━━━━━ Page excerpt ━━━━━

Naming the faraway hills…

Finally, FINALLY we have names for some of the features visible on the horizon! 🙂 🙂

A few weeks ago, Oppy took a series of multiple images of the hills, the idea being for the MER team’s image wizards to combine them all into one, high-resolution image with previously-unseen detail. The image they created has now been released, and here it is…

Ooh, I like that! 🙂 That’s very crisp, very clear. You really get an impression of the sides of a crater from that. But wait, there’s more! The JPL team has now started giving (provisional) names to the features visible on Endeavour’s rim, and here’s an annotated version of the super-resolution image…

That’s more like it!omehow, now those distant peaks have names they seem more real, don’t they? This is a basic need in us, to name things, and to only think of places as real once they have names. It makes the journey to them more personal in some way.

So, we now have names for some of the parts of Endeavour’s rim. Here’s another image from NASA showing what’s been named so far…

Let’s have a look at that from a more familiar viewpoint…

NOW the view makes more sense, don’t you think? 🙂

So, what’s the story behind these exotic names?

━━━━━ Information supplied ━━━━━

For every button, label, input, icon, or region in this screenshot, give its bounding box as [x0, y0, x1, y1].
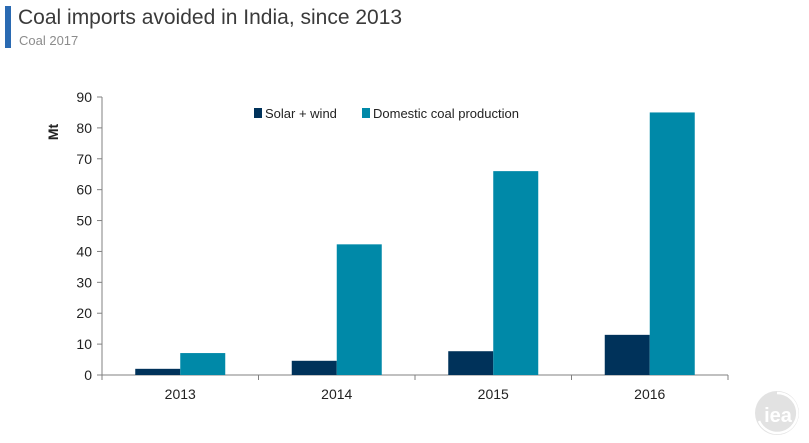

━━━━━

● Exercise objective: Repeat the passage of the hills post between "So, we now have" and "these exotic names?", inclusive. Work only from the post on naming the faraway hills.

● Expected answer:
So, we now have names for some of the parts of Endeavour’s rim. Here’s another image from NASA showing what’s been named so far…

Let’s have a look at that from a more familiar viewpoint…

NOW the view makes more sense, don’t you think? 🙂

So, what’s the story behind these exotic names?